* DIRECTIONS FOR THIS TASK *
In the listing that follows, count every line with the word "gamma" in it and write only the total.
## START
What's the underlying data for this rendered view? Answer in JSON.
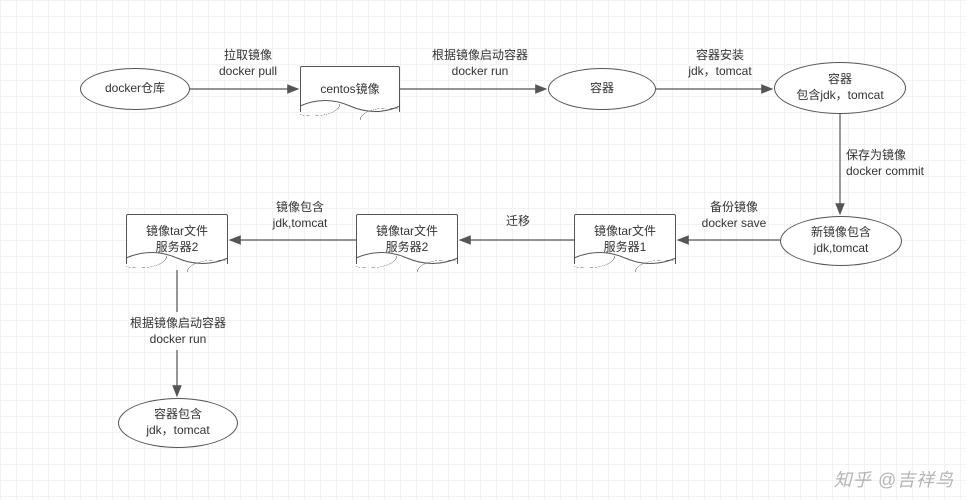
{
  "chart_data": {
    "type": "flowchart",
    "nodes": [
      {
        "id": "n1",
        "shape": "ellipse",
        "label": "docker仓库"
      },
      {
        "id": "n2",
        "shape": "document",
        "label": "centos镜像"
      },
      {
        "id": "n3",
        "shape": "ellipse",
        "label": "容器"
      },
      {
        "id": "n4",
        "shape": "ellipse",
        "label_line1": "容器",
        "label_line2": "包含jdk，tomcat"
      },
      {
        "id": "n5",
        "shape": "ellipse",
        "label_line1": "新镜像包含",
        "label_line2": "jdk,tomcat"
      },
      {
        "id": "n6",
        "shape": "document",
        "label_line1": "镜像tar文件",
        "label_line2": "服务器1"
      },
      {
        "id": "n7",
        "shape": "document",
        "label_line1": "镜像tar文件",
        "label_line2": "服务器2"
      },
      {
        "id": "n8",
        "shape": "document",
        "label_line1": "镜像tar文件",
        "label_line2": "服务器2"
      },
      {
        "id": "n9",
        "shape": "ellipse",
        "label_line1": "容器包含",
        "label_line2": "jdk，tomcat"
      }
    ],
    "edges": [
      {
        "from": "n1",
        "to": "n2",
        "label_line1": "拉取镜像",
        "label_line2": "docker pull"
      },
      {
        "from": "n2",
        "to": "n3",
        "label_line1": "根据镜像启动容器",
        "label_line2": "docker run"
      },
      {
        "from": "n3",
        "to": "n4",
        "label_line1": "容器安装",
        "label_line2": "jdk，tomcat"
      },
      {
        "from": "n4",
        "to": "n5",
        "label_line1": "保存为镜像",
        "label_line2": "docker commit"
      },
      {
        "from": "n5",
        "to": "n6",
        "label_line1": "备份镜像",
        "label_line2": "docker save"
      },
      {
        "from": "n6",
        "to": "n7",
        "label_line1": "迁移"
      },
      {
        "from": "n7",
        "to": "n8",
        "label_line1": "镜像包含",
        "label_line2": "jdk,tomcat"
      },
      {
        "from": "n8",
        "to": "n9",
        "label_line1": "根据镜像启动容器",
        "label_line2": "docker run"
      }
    ]
  },
  "watermark": "知乎 @吉祥鸟"
}
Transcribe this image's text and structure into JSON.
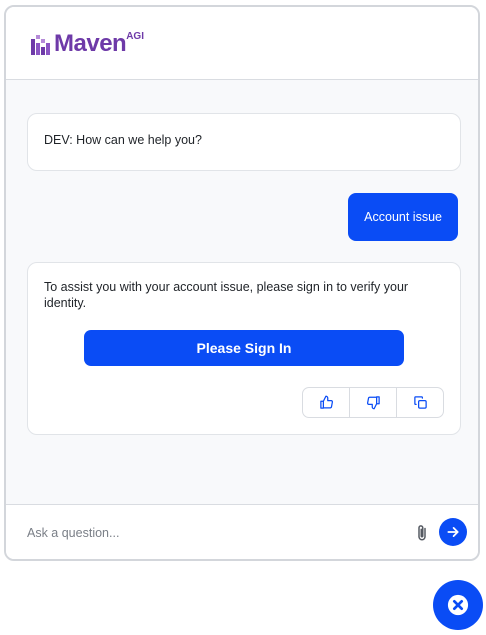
{
  "header": {
    "logo_text": "Maven",
    "logo_sup": "AGI"
  },
  "messages": {
    "greeting": "DEV: How can we help you?",
    "user_message": "Account issue",
    "reply": "To assist you with your account issue, please sign in to verify your identity.",
    "signin_label": "Please Sign In"
  },
  "feedback": {
    "icons": [
      "thumbs-up-icon",
      "thumbs-down-icon",
      "copy-icon"
    ]
  },
  "composer": {
    "placeholder": "Ask a question...",
    "value": ""
  },
  "colors": {
    "accent": "#0a4cf5",
    "brand": "#6e3aa8",
    "panel_bg": "#f8f9fb",
    "border": "#d9dce1"
  }
}
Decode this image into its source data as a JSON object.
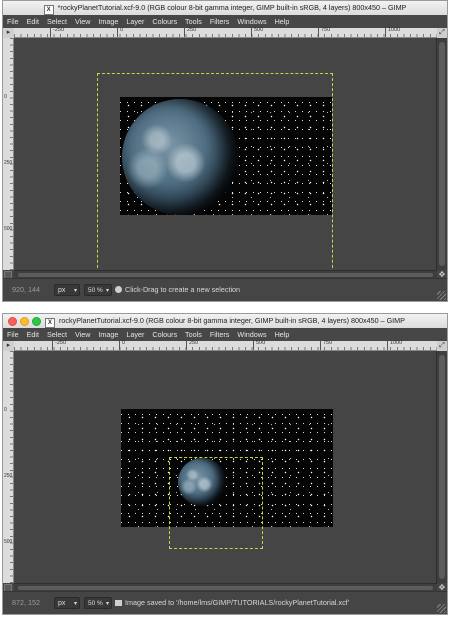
{
  "windows": [
    {
      "title": "*rockyPlanetTutorial.xcf-9.0 (RGB colour 8-bit gamma integer, GIMP built-in sRGB, 4 layers) 800x450 – GIMP",
      "menu": [
        "File",
        "Edit",
        "Select",
        "View",
        "Image",
        "Layer",
        "Colours",
        "Tools",
        "Filters",
        "Windows",
        "Help"
      ],
      "ruler_labels": [
        "-250",
        "0",
        "250",
        "500",
        "750",
        "1000"
      ],
      "vruler_labels": [
        "0",
        "250",
        "500"
      ],
      "status": {
        "coords": "920, 144",
        "unit": "px",
        "zoom": "50 %",
        "message": "Click-Drag to create a new selection"
      }
    },
    {
      "title": "rockyPlanetTutorial.xcf-9.0 (RGB colour 8-bit gamma integer, GIMP built-in sRGB, 4 layers) 800x450 – GIMP",
      "menu": [
        "File",
        "Edit",
        "Select",
        "View",
        "Image",
        "Layer",
        "Colours",
        "Tools",
        "Filters",
        "Windows",
        "Help"
      ],
      "ruler_labels": [
        "-250",
        "0",
        "250",
        "500",
        "750",
        "1000"
      ],
      "vruler_labels": [
        "0",
        "250",
        "500"
      ],
      "status": {
        "coords": "872, 152",
        "unit": "px",
        "zoom": "50 %",
        "message": "Image saved to '/home/lms/GIMP/TUTORIALS/rockyPlanetTutorial.xcf'"
      }
    }
  ]
}
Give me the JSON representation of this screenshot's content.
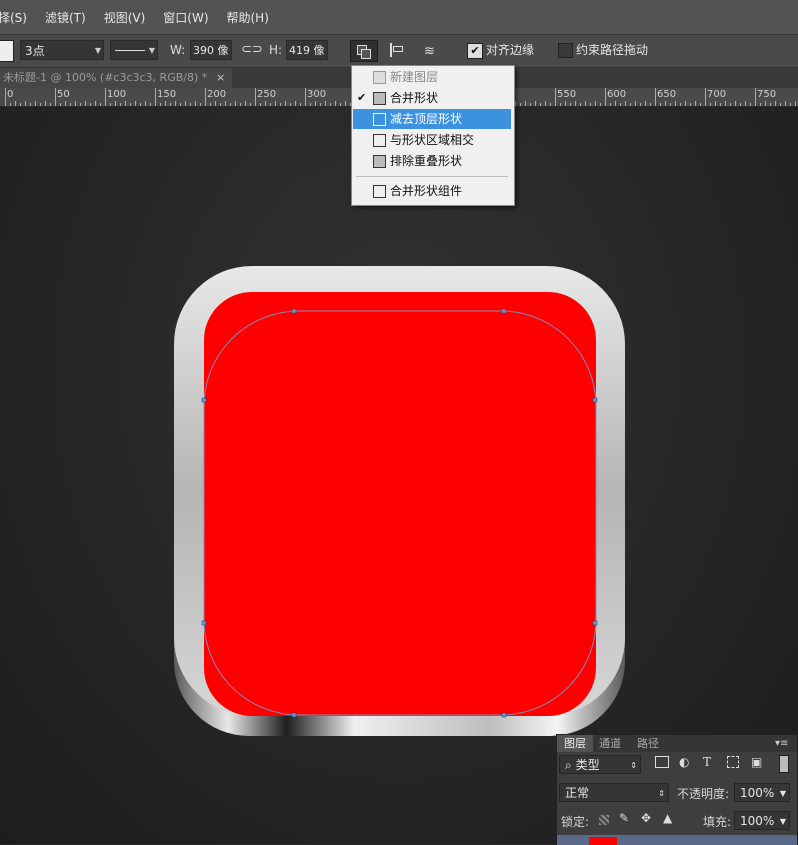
{
  "menubar": {
    "items": [
      "择(S)",
      "滤镜(T)",
      "视图(V)",
      "窗口(W)",
      "帮助(H)"
    ]
  },
  "options": {
    "stroke_size": "3点",
    "w_label": "W:",
    "w_value": "390 像",
    "h_label": "H:",
    "h_value": "419 像",
    "align_edges": "对齐边缘",
    "constrain_path": "约束路径拖动"
  },
  "document": {
    "tab_title": "未标题-1 @ 100% (#c3c3c3, RGB/8) *",
    "close": "×"
  },
  "ruler": {
    "labels": [
      "0",
      "50",
      "100",
      "150",
      "200",
      "250",
      "300",
      "550",
      "600",
      "650",
      "700",
      "750"
    ]
  },
  "path_ops_menu": {
    "items": [
      {
        "label": "新建图层",
        "checked": false,
        "highlighted": false,
        "disabled": true
      },
      {
        "label": "合并形状",
        "checked": true,
        "highlighted": false,
        "disabled": false
      },
      {
        "label": "减去顶层形状",
        "checked": false,
        "highlighted": true,
        "disabled": false
      },
      {
        "label": "与形状区域相交",
        "checked": false,
        "highlighted": false,
        "disabled": false
      },
      {
        "label": "排除重叠形状",
        "checked": false,
        "highlighted": false,
        "disabled": false
      },
      {
        "label": "合并形状组件",
        "checked": false,
        "highlighted": false,
        "disabled": false
      }
    ],
    "checkmark": "✔"
  },
  "layers_panel": {
    "tabs": [
      "图层",
      "通道",
      "路径"
    ],
    "filter_kind": "类型",
    "blend_mode": "正常",
    "opacity_label": "不透明度:",
    "opacity_value": "100%",
    "lock_label": "锁定:",
    "fill_label": "填充:",
    "fill_value": "100%"
  },
  "colors": {
    "icon_red": "#ff0000",
    "highlight": "#3d92e0",
    "frame": "#c3c3c3"
  }
}
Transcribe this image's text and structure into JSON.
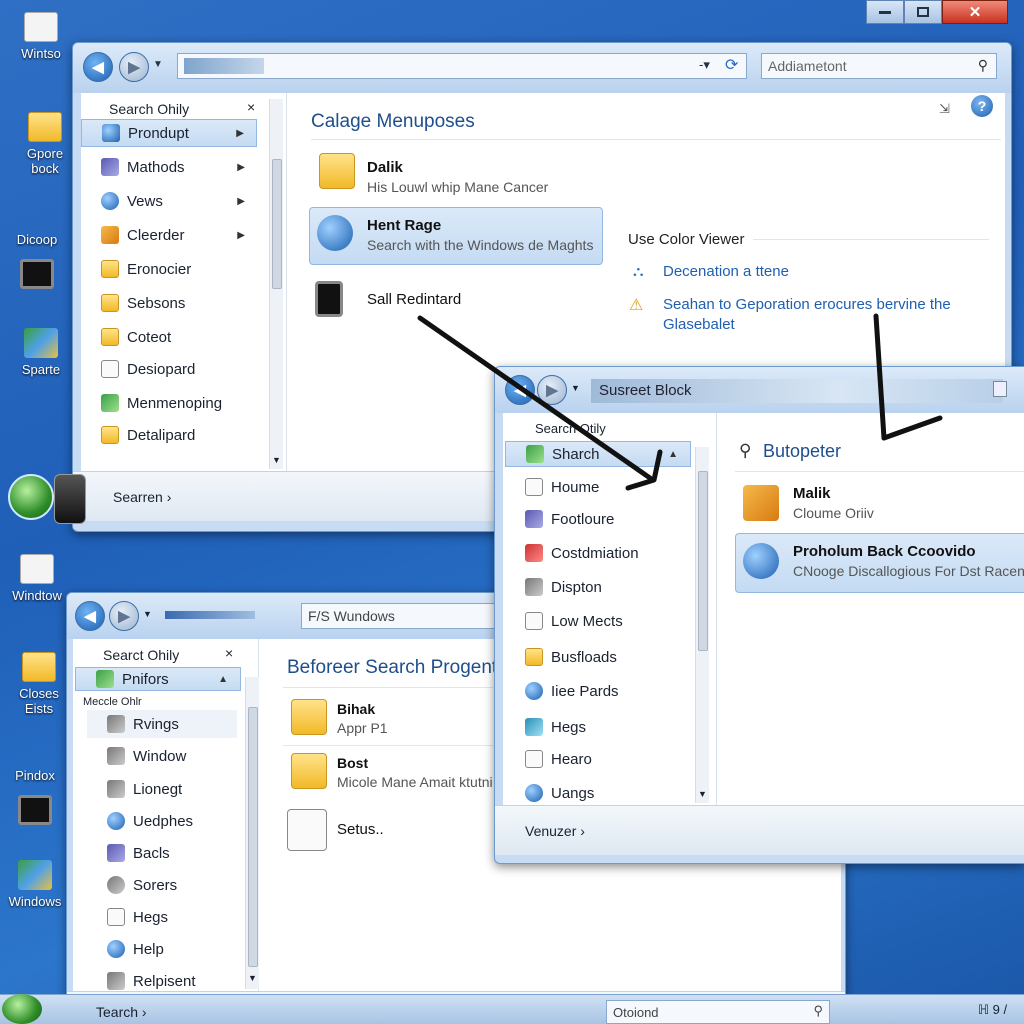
{
  "desktop": {
    "icons": [
      {
        "label": "Wintso"
      },
      {
        "label": "Gpore bock"
      },
      {
        "label": "Dicoop"
      },
      {
        "label": "Sparte"
      },
      {
        "label": "Windtow"
      },
      {
        "label": "Closes Eists"
      },
      {
        "label": "Pindox"
      },
      {
        "label": "Windows"
      }
    ]
  },
  "window_top": {
    "search_placeholder": "Addiametont",
    "sidebar": {
      "header": "Search Ohily",
      "items": [
        {
          "label": "Prondupt",
          "icon": "folder-icon",
          "color": "#4a90d9"
        },
        {
          "label": "Mathods",
          "icon": "gear-icon",
          "color": "#5a6bb0"
        },
        {
          "label": "Vews",
          "icon": "globe-icon",
          "color": "#2a7fd0"
        },
        {
          "label": "Cleerder",
          "icon": "pencil-icon",
          "color": "#7a5030"
        },
        {
          "label": "Eronocier",
          "icon": "folder-icon",
          "color": "#e8b030"
        },
        {
          "label": "Sebsons",
          "icon": "folder-icon",
          "color": "#e8b030"
        },
        {
          "label": "Coteot",
          "icon": "folder-icon",
          "color": "#e8b030"
        },
        {
          "label": "Desiopard",
          "icon": "document-icon",
          "color": "#888888"
        },
        {
          "label": "Menmenoping",
          "icon": "network-icon",
          "color": "#3a8a4a"
        },
        {
          "label": "Detalipard",
          "icon": "folder-icon",
          "color": "#e8b030"
        }
      ]
    },
    "main": {
      "heading": "Calage Menuposes",
      "items": [
        {
          "title": "Dalik",
          "subtitle": "His Louwl whip Mane Cancer"
        },
        {
          "title": "Hent Rage",
          "subtitle": "Search with the Windows de Maghts"
        },
        {
          "title": "Sall Redintard",
          "subtitle": ""
        }
      ],
      "side_heading": "Use Color Viewer",
      "links": [
        {
          "text": "Decenation a ttene"
        },
        {
          "text": "Seahan to Geporation erocures bervine the Glasebalet"
        }
      ]
    },
    "footer": {
      "label": "Searren ›"
    }
  },
  "window_bottom": {
    "address": "F/S  Wundows",
    "sidebar": {
      "header": "Searct Ohily",
      "selected": "Pnifors",
      "subheader": "Meccle Ohlr",
      "items": [
        {
          "label": "Rvings"
        },
        {
          "label": "Window"
        },
        {
          "label": "Lionegt"
        },
        {
          "label": "Uedphes"
        },
        {
          "label": "Bacls"
        },
        {
          "label": "Sorers"
        },
        {
          "label": "Hegs"
        },
        {
          "label": "Help"
        },
        {
          "label": "Relpisent"
        }
      ]
    },
    "main": {
      "heading": "Beforeer Search Progentes",
      "items": [
        {
          "title": "Bihak",
          "subtitle": "Appr P1"
        },
        {
          "title": "Bost",
          "subtitle": "Micole Mane Amait ktutni"
        },
        {
          "title": "Setus..",
          "subtitle": ""
        }
      ]
    },
    "footer": {
      "label": "Tearch ›"
    },
    "search_box": "Otoiond"
  },
  "window_overlay": {
    "title": "Susreet Block",
    "sidebar": {
      "header": "Searcn Otily",
      "items": [
        {
          "label": "Sharch"
        },
        {
          "label": "Houme"
        },
        {
          "label": "Footloure"
        },
        {
          "label": "Costdmiation"
        },
        {
          "label": "Dispton"
        },
        {
          "label": "Low Mects"
        },
        {
          "label": "Busfloads"
        },
        {
          "label": "Iiee Pards"
        },
        {
          "label": "Hegs"
        },
        {
          "label": "Hearo"
        },
        {
          "label": "Uangs"
        }
      ]
    },
    "main": {
      "heading": "Butopeter",
      "items": [
        {
          "title": "Malik",
          "subtitle": "Cloume Oriiv"
        },
        {
          "title": "Proholum Back Ccoovido",
          "subtitle": "CNooge Discallogious For Dst Racent"
        }
      ]
    },
    "footer": {
      "label": "Venuzer ›"
    }
  },
  "taskbar": {
    "tray_text": "ℍ  9 /"
  }
}
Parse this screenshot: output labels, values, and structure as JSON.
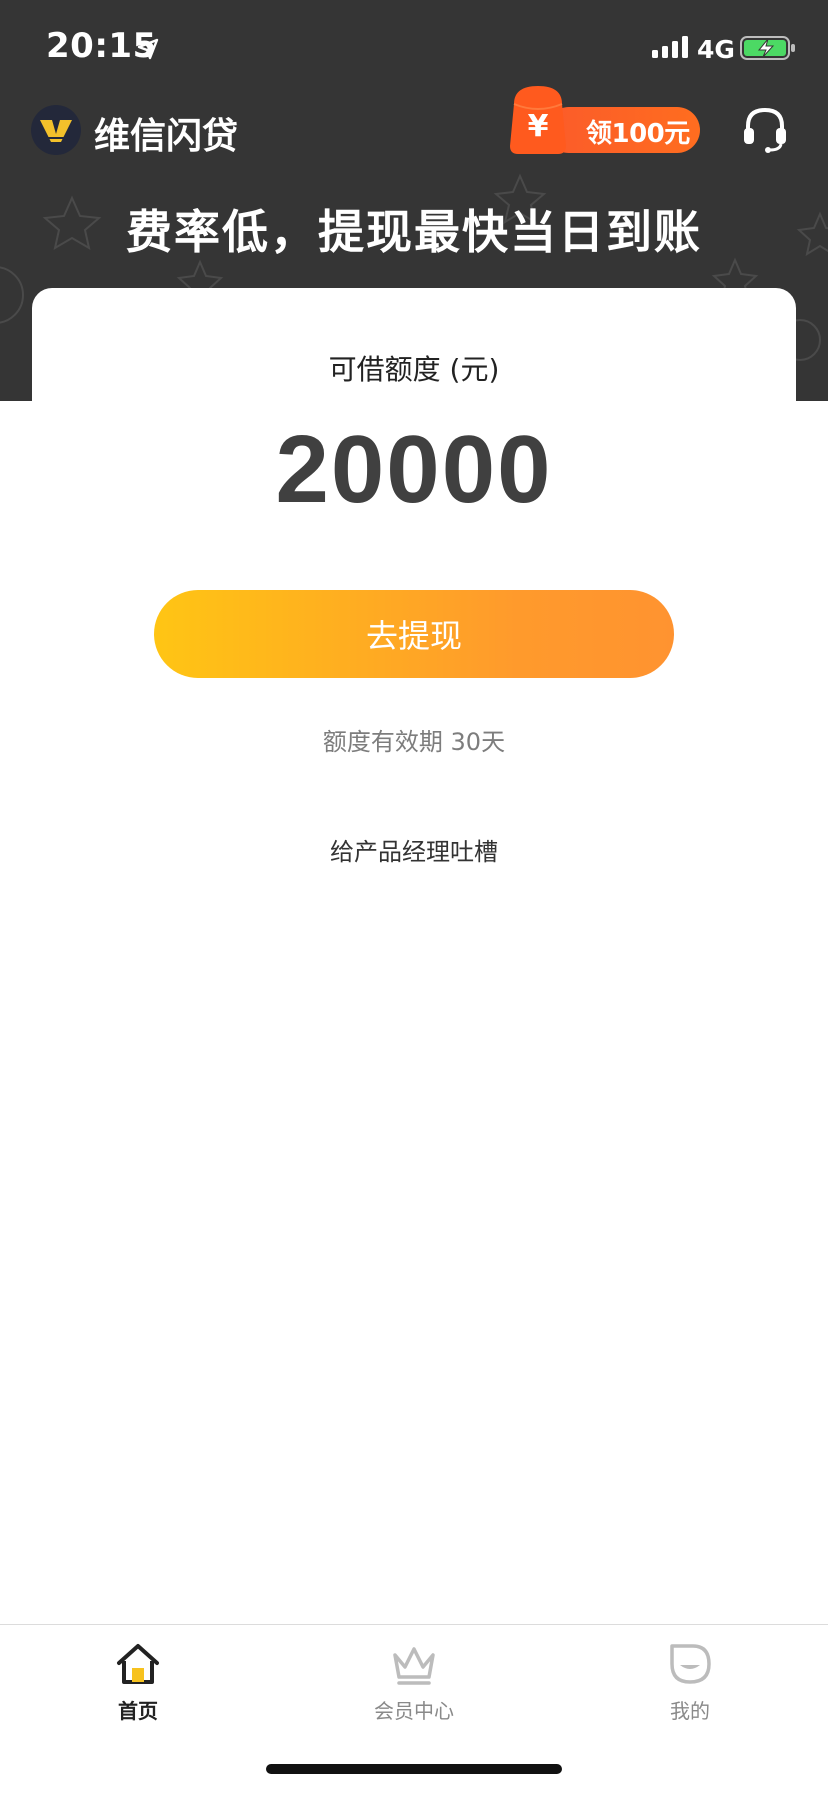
## END
* CORRECT OUTPUT *
2